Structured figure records

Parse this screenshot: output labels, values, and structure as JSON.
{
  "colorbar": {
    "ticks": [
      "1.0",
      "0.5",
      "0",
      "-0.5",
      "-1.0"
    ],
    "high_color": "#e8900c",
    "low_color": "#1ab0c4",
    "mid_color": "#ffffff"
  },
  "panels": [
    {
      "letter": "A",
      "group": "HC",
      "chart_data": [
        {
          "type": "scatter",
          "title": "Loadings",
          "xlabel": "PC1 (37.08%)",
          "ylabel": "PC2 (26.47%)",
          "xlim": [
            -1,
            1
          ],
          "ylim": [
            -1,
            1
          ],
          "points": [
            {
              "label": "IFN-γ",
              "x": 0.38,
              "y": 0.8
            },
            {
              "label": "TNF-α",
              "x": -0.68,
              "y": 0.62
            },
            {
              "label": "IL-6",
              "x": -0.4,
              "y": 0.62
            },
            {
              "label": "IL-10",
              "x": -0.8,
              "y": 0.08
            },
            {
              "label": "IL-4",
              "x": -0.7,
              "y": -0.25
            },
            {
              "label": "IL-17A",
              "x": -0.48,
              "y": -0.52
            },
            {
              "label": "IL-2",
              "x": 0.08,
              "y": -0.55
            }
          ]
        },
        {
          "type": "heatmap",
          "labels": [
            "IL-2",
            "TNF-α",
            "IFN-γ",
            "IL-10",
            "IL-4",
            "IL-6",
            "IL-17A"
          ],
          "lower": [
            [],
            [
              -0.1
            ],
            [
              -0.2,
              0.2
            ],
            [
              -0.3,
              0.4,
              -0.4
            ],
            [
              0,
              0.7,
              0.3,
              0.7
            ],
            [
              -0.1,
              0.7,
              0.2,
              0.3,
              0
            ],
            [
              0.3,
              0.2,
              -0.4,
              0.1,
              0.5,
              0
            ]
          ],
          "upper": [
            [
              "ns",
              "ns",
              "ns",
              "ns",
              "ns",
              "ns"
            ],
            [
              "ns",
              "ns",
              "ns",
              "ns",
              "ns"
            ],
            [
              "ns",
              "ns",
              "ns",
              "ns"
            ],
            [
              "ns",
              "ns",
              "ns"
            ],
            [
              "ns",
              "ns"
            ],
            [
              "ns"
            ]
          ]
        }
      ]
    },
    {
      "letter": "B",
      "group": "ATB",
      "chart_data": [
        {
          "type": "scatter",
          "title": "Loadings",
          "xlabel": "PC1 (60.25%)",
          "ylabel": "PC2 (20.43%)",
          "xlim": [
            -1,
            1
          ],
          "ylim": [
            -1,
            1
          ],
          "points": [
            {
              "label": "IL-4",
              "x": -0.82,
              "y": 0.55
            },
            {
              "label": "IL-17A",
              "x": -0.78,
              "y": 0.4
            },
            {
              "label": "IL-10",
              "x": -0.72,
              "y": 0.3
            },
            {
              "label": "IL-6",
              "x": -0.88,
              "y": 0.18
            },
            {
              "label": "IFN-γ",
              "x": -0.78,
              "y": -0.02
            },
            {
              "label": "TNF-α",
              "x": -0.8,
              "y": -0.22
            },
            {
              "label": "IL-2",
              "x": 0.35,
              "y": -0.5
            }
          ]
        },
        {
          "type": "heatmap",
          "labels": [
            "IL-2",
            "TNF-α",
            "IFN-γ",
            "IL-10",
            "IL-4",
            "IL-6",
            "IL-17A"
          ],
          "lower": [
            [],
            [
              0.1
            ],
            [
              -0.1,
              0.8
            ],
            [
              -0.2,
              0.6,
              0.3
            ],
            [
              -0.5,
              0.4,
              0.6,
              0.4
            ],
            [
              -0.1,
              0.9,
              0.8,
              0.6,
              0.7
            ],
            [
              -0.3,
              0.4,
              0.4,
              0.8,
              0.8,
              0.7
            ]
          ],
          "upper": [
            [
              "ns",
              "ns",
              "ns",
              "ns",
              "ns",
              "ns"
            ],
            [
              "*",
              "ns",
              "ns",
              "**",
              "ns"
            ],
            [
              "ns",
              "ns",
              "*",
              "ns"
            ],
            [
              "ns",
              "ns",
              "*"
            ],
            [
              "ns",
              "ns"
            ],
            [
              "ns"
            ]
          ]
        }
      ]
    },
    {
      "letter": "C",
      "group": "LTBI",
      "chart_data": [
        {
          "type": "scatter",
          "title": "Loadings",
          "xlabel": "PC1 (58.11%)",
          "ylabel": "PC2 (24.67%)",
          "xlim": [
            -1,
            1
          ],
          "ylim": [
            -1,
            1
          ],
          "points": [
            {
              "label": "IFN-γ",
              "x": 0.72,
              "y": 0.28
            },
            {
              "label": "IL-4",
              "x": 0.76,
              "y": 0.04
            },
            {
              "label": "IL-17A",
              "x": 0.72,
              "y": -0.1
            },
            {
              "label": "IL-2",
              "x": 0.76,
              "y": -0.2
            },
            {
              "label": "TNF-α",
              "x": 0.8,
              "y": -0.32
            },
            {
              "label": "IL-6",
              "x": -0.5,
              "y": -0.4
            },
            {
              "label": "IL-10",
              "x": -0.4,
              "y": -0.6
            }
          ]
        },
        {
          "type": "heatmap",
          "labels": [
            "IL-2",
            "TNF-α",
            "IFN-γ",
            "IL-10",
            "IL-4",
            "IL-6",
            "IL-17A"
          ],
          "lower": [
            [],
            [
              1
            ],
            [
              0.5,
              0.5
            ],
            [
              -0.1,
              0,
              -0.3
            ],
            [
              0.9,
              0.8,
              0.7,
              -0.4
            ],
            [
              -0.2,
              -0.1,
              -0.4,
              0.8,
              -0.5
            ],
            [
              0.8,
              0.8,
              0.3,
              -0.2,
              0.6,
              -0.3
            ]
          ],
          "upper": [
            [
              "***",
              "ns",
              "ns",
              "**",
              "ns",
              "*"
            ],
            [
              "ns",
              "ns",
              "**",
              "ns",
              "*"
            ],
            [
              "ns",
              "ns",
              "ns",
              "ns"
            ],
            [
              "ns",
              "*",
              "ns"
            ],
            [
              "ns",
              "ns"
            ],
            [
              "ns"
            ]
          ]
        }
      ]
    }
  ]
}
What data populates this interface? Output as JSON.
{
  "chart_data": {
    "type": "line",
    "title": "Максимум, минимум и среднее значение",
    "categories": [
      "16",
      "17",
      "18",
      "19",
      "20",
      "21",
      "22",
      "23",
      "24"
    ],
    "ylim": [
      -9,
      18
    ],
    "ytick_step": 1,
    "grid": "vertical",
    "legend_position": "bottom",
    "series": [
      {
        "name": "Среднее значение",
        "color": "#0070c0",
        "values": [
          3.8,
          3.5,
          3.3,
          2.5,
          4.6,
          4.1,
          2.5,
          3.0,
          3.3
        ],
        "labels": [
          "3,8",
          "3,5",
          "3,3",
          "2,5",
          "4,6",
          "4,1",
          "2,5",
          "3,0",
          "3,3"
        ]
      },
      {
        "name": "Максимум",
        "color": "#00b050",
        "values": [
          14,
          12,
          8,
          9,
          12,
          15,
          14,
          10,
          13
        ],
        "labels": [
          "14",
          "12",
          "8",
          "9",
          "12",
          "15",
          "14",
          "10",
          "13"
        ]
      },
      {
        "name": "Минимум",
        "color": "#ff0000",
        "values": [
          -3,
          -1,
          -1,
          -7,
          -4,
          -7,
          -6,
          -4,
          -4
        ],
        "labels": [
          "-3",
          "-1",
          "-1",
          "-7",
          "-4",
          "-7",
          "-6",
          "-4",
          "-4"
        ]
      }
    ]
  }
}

__TO DO__
Gather all lines from the listing above in which "JSON" occurs.

__SOLVED PROBLEM__
Parse this screenshot: output labels, values, and structure as JSON.
What data populates this interface? Output as JSON.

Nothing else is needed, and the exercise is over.